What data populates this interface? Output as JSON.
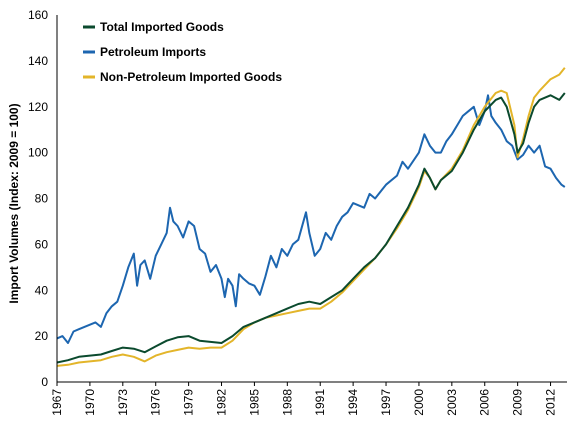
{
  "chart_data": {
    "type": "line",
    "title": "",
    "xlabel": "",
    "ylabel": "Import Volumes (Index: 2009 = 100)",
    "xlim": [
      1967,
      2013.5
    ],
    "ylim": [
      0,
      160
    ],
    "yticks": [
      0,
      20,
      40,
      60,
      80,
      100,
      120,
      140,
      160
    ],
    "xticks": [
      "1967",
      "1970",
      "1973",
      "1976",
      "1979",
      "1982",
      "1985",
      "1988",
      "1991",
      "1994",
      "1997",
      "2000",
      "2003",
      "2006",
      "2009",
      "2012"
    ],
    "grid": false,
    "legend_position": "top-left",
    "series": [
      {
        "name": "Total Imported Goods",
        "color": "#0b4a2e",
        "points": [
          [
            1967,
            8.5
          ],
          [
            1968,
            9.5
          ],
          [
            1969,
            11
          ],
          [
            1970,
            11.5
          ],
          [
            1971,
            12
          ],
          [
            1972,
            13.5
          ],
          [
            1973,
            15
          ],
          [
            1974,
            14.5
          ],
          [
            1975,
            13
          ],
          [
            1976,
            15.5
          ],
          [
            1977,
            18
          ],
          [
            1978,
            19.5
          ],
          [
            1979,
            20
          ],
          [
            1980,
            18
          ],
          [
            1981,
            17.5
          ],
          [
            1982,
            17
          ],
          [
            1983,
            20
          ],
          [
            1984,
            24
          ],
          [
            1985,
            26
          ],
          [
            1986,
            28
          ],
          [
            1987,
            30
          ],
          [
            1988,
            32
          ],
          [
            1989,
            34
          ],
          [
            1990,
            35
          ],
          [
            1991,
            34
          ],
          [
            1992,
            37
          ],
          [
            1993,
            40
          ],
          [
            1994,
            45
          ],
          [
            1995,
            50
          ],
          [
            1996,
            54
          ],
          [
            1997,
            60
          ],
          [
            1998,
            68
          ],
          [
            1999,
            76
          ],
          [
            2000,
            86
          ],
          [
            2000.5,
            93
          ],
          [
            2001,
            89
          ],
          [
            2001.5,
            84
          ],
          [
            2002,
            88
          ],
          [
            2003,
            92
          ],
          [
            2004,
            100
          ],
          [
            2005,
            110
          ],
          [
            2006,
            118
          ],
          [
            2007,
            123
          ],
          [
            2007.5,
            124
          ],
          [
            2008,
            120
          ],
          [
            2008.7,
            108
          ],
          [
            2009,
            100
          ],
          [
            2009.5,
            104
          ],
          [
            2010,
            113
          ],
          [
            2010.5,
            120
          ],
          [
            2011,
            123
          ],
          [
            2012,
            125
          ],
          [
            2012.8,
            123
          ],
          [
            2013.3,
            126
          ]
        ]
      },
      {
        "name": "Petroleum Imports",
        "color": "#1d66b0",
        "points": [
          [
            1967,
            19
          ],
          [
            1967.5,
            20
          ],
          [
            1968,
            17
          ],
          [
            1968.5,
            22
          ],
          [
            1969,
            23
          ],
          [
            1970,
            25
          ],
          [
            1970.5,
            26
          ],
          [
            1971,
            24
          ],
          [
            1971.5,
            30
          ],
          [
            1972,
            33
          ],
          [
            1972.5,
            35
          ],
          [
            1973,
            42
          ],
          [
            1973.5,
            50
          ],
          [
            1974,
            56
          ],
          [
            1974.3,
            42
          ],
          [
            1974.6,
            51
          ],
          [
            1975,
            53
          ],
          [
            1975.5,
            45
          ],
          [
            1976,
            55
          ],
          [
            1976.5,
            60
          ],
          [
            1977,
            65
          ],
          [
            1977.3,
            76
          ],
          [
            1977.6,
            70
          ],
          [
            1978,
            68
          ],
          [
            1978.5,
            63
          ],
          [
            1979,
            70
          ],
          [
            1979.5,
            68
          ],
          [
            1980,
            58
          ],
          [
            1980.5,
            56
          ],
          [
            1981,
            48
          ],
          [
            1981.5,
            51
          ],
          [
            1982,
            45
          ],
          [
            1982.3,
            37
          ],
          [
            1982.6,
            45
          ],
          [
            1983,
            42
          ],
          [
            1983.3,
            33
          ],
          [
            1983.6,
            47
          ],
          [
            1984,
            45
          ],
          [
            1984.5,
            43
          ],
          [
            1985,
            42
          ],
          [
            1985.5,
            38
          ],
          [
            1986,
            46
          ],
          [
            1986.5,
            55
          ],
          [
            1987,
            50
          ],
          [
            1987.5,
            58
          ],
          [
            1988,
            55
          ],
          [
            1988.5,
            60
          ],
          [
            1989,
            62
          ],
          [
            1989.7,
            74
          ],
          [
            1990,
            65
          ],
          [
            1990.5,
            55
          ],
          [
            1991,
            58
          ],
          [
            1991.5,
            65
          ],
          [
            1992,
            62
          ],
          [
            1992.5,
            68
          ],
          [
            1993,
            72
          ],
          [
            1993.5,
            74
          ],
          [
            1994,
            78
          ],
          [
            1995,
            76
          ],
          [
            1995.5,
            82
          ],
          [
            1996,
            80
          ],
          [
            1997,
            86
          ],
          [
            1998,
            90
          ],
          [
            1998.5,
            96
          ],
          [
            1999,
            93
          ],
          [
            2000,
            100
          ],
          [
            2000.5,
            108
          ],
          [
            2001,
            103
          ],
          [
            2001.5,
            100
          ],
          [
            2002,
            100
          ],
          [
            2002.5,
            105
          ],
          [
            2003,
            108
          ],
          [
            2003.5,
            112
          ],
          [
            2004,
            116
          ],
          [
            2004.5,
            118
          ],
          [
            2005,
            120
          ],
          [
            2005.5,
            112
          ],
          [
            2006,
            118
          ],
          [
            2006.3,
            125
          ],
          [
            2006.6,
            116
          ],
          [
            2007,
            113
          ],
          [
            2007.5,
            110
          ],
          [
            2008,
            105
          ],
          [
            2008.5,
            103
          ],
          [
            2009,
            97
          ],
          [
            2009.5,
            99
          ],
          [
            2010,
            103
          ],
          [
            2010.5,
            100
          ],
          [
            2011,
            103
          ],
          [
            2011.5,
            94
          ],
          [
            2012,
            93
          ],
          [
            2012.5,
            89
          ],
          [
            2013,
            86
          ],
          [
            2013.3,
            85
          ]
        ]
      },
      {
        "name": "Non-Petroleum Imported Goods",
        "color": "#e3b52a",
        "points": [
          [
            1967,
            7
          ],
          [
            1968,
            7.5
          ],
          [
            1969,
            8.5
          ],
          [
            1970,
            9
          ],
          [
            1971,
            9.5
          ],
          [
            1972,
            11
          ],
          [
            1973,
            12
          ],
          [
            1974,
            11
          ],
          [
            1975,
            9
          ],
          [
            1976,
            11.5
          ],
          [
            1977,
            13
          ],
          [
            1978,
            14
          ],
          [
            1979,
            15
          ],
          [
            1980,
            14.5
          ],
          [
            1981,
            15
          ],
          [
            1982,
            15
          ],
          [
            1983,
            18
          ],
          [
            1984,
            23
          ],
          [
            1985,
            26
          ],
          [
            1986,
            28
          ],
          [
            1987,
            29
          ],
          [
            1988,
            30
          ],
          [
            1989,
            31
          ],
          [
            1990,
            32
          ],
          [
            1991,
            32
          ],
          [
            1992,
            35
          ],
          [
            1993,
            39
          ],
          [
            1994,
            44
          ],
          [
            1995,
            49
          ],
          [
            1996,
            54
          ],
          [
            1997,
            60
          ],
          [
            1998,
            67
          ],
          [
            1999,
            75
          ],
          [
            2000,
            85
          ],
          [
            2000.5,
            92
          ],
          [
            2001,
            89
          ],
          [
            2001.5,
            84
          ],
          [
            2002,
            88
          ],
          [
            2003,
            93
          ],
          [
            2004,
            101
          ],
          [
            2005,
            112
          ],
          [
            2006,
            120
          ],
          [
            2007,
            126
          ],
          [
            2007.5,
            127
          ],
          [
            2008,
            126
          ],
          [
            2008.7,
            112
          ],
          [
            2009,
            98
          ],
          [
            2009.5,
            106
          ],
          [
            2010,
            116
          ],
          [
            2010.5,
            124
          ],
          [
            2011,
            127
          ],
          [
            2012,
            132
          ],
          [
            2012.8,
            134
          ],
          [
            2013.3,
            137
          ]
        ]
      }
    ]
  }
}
--- --- ---
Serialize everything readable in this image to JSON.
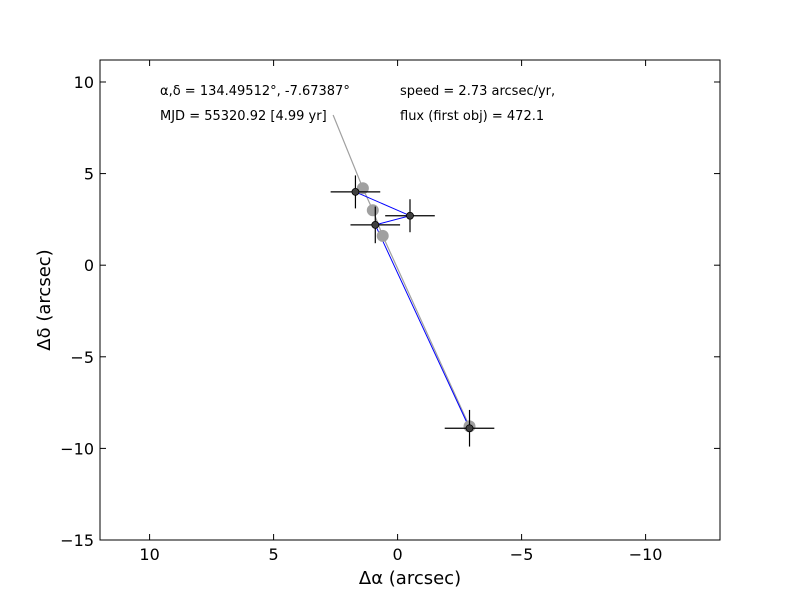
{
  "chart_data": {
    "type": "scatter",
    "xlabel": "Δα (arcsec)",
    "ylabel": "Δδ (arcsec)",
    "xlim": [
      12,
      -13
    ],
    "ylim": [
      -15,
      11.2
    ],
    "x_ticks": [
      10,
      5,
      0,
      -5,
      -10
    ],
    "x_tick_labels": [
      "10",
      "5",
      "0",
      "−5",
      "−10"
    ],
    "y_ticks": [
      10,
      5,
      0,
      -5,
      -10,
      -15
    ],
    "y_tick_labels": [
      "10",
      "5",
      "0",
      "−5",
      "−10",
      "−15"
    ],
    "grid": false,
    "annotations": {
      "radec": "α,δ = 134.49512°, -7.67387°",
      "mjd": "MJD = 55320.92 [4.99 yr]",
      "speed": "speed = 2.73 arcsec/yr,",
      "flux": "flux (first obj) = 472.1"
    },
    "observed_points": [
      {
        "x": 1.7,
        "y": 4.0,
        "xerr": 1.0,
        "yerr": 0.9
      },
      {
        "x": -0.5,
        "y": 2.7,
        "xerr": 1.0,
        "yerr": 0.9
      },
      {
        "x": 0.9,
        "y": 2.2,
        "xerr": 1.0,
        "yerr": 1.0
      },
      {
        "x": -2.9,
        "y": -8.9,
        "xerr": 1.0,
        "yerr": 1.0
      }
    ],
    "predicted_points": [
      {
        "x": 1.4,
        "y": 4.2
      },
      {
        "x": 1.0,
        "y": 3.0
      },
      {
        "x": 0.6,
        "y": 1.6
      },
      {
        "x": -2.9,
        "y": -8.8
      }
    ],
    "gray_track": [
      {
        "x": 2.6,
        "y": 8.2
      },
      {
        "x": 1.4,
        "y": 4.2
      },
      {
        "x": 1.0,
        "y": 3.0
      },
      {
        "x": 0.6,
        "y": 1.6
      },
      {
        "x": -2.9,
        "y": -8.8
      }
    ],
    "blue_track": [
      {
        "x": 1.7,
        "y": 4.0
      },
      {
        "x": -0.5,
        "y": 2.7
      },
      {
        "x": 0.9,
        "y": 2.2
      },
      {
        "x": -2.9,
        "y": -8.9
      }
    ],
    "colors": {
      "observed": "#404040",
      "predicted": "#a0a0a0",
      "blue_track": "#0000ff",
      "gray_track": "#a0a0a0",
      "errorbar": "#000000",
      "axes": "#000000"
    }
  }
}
--- --- ---
Go through the listing above and return every line where the word "ylabel" occurs.

Task result:
    "ylabel": "Import Volumes (Index: 2009 = 100)",
    "ylabel": "Δδ (arcsec)",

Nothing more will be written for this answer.